● GOAL: Copy every line that holds "switches".

● DATA LISTING:
■ ■ ■ ■

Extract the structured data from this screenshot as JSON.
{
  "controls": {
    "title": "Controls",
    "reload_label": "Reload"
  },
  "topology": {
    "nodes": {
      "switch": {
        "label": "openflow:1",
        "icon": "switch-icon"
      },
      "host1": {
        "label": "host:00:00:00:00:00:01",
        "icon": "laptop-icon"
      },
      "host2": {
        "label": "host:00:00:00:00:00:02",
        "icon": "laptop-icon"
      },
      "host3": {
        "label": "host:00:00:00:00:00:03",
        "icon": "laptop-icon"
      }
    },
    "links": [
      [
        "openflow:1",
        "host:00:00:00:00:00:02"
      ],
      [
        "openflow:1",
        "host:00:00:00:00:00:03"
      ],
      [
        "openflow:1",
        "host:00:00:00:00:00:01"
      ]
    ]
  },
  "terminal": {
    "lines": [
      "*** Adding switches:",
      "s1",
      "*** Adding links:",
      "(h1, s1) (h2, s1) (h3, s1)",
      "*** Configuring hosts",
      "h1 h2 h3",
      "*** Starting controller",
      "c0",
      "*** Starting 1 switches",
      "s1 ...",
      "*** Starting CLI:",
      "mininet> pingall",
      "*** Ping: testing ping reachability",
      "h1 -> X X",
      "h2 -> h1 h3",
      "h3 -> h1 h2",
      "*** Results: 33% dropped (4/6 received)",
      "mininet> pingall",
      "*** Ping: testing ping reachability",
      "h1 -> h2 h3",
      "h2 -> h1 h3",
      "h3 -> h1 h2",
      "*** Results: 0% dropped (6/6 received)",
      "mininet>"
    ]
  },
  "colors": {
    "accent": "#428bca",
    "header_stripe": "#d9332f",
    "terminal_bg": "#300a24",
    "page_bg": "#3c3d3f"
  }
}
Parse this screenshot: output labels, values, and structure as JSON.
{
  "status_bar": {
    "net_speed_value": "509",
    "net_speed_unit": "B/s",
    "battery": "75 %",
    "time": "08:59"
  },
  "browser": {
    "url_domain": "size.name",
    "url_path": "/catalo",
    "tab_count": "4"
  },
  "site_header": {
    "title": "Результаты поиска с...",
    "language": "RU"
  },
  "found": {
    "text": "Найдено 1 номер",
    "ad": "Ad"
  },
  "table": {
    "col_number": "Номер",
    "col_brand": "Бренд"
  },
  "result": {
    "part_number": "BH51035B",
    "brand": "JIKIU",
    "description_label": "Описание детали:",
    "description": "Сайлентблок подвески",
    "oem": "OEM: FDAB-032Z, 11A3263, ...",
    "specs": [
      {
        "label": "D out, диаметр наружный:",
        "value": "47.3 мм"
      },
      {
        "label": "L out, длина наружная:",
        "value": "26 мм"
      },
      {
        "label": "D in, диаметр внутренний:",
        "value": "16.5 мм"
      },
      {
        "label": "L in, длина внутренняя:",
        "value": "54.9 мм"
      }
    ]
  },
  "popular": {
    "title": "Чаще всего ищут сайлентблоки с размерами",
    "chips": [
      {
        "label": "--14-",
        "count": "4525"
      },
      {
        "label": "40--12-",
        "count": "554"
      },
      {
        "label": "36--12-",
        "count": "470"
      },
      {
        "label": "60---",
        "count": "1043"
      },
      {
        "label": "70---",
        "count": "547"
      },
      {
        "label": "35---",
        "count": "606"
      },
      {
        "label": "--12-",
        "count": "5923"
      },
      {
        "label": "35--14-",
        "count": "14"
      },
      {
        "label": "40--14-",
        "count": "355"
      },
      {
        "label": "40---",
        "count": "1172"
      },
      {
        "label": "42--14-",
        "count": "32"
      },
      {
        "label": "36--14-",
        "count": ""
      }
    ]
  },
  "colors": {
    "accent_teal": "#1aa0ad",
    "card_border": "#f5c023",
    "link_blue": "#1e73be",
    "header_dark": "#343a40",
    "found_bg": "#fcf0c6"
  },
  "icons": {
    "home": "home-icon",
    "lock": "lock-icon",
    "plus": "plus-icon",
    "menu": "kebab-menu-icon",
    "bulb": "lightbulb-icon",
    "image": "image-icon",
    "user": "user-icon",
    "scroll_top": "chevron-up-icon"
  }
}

■ ■ ■ ■

● ANSWER TO THE EXERCISE:
      "*** Adding switches:",
      "*** Starting 1 switches",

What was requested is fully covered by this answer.